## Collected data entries
--- begin ---
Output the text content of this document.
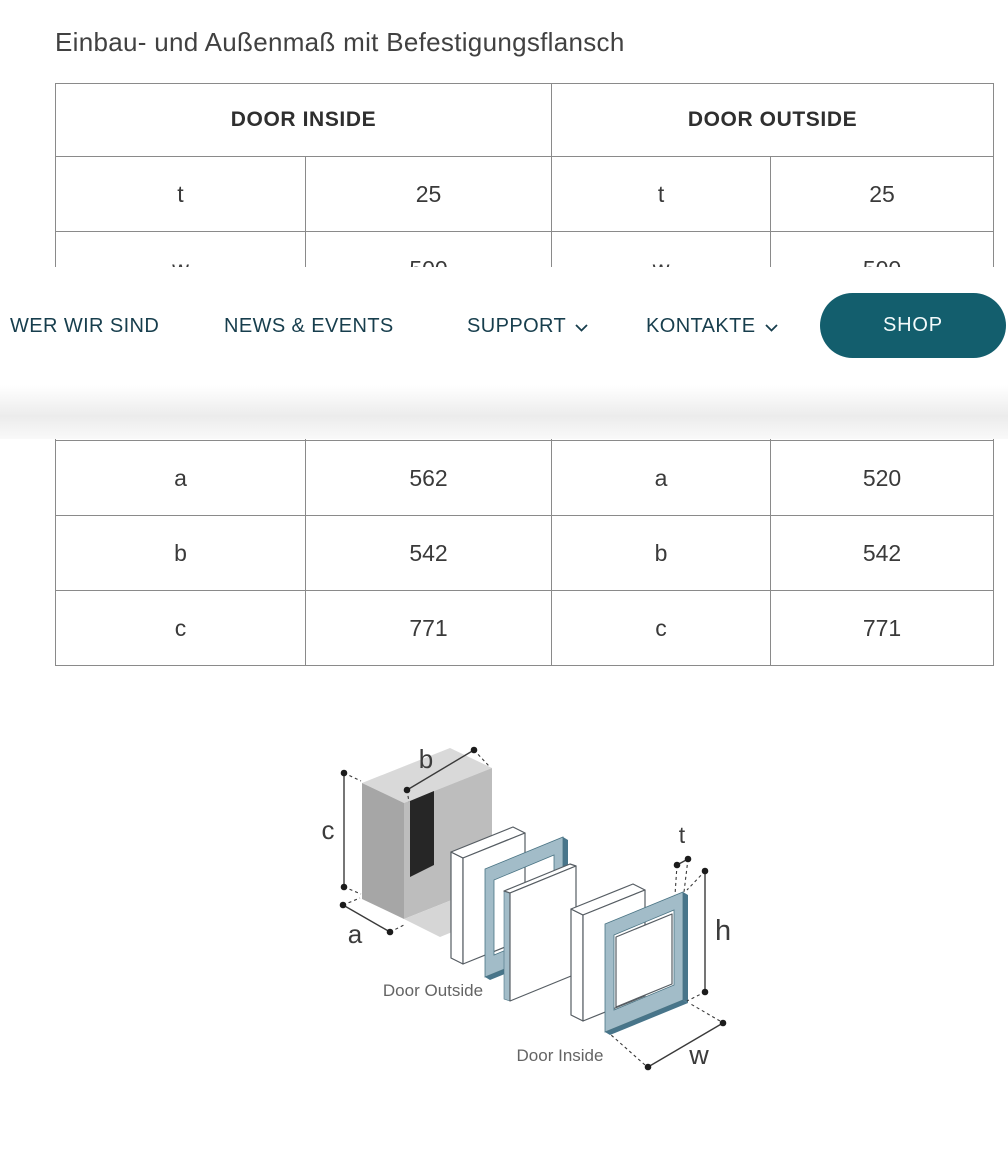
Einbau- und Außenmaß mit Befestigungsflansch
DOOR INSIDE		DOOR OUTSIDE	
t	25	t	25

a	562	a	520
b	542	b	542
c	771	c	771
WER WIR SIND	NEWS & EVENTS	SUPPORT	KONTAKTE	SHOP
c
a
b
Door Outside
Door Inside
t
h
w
--- end ---
--- begin ---
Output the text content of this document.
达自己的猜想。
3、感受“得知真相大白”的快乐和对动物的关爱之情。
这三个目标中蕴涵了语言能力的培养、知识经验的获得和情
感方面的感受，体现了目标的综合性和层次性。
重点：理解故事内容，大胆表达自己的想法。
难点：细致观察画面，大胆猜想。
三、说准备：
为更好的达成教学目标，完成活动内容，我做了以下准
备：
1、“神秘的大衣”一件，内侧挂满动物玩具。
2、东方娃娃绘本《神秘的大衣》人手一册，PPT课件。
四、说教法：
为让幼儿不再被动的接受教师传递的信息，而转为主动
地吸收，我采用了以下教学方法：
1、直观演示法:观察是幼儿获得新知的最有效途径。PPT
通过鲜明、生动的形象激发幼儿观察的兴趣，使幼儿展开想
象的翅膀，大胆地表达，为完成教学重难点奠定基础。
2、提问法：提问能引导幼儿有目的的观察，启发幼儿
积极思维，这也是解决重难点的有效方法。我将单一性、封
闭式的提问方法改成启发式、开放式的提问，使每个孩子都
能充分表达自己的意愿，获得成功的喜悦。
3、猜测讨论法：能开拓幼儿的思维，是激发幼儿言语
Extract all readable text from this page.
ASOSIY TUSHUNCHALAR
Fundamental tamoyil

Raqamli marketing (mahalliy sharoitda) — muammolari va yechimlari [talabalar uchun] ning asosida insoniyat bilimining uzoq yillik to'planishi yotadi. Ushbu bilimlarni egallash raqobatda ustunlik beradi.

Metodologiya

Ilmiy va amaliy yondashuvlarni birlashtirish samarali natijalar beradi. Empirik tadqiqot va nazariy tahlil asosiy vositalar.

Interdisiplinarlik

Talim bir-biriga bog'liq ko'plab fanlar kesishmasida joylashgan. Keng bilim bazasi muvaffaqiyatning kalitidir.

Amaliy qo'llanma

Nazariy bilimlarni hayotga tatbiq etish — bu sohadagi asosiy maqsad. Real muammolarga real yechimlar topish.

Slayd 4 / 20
--- end ---
## Exercise prompt
List the lines of the entries that include "beradi".

## Answer to the problem
Raqamli marketing (mahalliy sharoitda) — muammolari va yechimlari [talabalar uchun] ning asosida insoniyat bilimining uzoq yillik to'planishi yotadi. Ushbu bilimlarni egallash raqobatda ustunlik beradi.
Ilmiy va amaliy yondashuvlarni birlashtirish samarali natijalar beradi. Empirik tadqiqot va nazariy tahlil asosiy vositalar.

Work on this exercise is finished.